| Task objective |
Count every line of these entries that holds the word "donderdag", and reply with the number only.

Transcribed document page entries:
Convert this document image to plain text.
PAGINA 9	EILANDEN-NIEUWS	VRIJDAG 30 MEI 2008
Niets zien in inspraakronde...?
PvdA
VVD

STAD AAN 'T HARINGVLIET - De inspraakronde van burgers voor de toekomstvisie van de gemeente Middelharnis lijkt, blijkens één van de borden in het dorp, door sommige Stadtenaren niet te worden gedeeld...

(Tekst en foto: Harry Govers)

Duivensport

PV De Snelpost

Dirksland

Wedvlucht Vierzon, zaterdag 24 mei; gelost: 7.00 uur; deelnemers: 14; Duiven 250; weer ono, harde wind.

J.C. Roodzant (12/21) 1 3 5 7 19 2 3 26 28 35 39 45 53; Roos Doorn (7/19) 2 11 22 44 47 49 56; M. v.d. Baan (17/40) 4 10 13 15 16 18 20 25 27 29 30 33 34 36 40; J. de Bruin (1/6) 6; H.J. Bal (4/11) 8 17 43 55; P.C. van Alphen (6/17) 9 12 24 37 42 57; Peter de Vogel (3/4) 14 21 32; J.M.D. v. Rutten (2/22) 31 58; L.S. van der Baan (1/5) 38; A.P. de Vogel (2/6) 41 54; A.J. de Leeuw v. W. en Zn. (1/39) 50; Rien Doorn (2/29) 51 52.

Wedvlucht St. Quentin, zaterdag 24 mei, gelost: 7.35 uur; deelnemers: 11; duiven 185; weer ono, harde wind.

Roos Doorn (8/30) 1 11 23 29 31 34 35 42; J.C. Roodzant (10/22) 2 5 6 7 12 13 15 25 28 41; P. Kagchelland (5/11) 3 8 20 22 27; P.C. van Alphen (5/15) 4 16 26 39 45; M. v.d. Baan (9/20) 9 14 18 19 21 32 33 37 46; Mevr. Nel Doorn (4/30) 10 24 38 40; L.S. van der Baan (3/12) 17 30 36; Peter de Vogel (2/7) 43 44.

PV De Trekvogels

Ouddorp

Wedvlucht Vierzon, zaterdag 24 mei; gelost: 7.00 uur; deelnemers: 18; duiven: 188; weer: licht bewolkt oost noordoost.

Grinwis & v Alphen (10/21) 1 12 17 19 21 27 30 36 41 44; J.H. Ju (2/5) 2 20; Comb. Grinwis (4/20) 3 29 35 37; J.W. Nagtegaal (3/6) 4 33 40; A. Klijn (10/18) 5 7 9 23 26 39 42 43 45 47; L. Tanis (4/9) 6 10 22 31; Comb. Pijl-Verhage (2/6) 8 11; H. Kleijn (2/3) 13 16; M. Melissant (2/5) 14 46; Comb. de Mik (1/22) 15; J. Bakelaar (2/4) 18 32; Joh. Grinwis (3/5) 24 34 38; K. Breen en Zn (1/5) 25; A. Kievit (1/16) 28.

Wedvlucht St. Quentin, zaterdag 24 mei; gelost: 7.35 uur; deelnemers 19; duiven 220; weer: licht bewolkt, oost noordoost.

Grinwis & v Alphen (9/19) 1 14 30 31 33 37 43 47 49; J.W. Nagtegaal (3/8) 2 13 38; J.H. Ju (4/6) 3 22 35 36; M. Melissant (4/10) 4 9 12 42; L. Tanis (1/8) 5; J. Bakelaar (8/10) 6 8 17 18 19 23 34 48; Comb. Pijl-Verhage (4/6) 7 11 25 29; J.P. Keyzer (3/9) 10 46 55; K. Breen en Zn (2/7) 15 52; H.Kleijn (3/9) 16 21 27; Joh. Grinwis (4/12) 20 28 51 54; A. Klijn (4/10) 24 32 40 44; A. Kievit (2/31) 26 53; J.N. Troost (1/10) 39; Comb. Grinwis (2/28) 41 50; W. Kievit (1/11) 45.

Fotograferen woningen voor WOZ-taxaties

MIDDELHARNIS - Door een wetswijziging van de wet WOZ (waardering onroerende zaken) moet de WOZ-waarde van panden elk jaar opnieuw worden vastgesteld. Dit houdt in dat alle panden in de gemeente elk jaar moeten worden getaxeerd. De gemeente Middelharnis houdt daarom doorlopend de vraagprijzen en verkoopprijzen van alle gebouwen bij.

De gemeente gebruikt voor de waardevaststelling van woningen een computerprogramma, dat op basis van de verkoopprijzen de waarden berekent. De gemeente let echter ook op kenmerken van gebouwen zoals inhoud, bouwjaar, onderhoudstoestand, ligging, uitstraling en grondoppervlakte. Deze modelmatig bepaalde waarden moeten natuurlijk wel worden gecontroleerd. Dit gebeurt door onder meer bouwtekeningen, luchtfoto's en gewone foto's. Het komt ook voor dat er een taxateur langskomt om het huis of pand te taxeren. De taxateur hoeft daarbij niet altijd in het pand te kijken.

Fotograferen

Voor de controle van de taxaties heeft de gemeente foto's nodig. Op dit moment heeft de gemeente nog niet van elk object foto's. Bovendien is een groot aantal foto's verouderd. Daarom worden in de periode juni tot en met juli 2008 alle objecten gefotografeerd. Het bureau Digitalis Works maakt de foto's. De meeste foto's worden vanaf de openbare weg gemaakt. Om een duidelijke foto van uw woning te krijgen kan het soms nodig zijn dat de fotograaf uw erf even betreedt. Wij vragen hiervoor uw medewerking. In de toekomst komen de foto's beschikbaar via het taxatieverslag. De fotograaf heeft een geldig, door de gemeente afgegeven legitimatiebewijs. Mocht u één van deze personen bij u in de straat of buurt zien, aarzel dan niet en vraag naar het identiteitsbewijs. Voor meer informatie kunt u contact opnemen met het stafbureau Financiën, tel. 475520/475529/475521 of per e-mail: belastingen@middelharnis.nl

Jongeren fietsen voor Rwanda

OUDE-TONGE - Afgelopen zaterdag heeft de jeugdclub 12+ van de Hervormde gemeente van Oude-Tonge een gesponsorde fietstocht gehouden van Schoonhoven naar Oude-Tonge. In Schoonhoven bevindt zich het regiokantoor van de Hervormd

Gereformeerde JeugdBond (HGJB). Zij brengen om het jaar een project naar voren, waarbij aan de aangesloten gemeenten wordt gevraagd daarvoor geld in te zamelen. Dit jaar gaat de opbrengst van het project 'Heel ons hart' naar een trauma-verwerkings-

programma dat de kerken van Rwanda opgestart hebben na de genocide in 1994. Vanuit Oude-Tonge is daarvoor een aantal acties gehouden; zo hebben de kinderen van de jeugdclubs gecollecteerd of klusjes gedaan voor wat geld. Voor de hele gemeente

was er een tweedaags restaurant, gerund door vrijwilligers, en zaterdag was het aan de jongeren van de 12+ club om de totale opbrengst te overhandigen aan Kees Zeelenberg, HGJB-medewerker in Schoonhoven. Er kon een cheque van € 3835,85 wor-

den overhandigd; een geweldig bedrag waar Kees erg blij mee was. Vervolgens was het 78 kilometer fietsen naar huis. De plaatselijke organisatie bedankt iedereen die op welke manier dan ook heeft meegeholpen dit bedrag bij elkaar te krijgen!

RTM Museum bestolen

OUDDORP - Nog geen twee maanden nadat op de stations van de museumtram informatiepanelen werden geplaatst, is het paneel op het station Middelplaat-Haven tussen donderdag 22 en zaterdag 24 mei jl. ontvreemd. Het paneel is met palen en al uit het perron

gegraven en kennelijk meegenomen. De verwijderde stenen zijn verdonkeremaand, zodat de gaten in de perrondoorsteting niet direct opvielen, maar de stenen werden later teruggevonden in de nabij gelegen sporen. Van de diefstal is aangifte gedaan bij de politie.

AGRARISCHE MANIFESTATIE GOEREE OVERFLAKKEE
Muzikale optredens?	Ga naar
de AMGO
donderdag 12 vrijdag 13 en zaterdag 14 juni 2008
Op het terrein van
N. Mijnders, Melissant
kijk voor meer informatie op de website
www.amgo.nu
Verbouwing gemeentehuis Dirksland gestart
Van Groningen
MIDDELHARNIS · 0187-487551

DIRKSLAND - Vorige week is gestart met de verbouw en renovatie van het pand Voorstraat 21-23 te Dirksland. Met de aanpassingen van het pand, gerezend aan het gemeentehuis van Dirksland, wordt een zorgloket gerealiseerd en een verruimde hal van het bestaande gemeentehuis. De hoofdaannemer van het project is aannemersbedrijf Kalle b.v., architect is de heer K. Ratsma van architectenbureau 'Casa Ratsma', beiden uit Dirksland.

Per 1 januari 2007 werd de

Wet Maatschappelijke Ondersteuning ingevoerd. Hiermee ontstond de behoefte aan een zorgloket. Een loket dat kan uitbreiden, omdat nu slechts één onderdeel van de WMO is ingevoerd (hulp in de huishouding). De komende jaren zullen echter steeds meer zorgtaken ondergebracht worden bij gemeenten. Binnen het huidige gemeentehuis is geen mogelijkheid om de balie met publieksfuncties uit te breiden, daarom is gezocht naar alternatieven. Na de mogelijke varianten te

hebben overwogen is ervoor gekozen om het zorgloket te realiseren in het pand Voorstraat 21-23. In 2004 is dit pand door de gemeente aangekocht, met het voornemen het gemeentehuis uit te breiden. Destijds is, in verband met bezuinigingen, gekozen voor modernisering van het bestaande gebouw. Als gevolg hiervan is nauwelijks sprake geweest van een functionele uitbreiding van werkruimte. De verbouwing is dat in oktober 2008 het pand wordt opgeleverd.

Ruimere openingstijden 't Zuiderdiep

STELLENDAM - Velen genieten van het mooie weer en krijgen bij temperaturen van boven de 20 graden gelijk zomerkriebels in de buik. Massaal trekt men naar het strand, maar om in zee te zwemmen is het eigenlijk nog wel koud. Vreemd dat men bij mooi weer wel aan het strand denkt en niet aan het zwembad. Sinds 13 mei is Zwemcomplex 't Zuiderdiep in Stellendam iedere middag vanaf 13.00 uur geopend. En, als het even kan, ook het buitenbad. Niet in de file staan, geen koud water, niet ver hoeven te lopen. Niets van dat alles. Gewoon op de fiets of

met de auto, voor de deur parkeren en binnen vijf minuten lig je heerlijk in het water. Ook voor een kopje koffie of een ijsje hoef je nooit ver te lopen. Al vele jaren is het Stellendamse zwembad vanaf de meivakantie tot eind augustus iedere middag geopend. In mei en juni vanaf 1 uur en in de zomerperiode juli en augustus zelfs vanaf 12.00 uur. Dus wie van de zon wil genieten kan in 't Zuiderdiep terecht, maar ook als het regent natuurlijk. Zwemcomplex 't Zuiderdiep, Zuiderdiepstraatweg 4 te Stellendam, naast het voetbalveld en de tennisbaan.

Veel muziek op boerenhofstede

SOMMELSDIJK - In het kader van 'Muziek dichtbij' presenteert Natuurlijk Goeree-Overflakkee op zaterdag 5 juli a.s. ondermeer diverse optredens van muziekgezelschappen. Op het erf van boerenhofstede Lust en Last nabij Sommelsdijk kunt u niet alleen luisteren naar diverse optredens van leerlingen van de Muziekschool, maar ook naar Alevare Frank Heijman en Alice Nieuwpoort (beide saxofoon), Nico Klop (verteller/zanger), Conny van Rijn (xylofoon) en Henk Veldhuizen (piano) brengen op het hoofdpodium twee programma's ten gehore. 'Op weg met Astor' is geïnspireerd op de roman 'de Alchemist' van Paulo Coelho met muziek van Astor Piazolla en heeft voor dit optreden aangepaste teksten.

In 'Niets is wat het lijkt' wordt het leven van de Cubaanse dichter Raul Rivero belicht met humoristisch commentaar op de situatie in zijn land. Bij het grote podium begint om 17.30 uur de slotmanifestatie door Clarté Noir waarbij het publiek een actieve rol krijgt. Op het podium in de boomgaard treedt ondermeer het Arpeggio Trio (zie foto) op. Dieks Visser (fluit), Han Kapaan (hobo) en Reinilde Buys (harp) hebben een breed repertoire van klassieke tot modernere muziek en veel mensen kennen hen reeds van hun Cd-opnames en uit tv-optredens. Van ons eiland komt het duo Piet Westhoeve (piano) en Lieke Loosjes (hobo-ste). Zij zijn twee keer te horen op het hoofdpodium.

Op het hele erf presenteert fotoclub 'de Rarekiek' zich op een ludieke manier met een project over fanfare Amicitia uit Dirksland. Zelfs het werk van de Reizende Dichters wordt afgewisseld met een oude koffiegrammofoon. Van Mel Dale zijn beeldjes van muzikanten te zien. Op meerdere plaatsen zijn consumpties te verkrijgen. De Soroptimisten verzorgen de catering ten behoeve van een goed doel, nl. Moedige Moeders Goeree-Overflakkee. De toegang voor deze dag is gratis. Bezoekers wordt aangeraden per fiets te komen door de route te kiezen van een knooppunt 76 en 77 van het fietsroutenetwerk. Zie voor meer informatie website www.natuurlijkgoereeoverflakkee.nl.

| Solution for this exercise |
2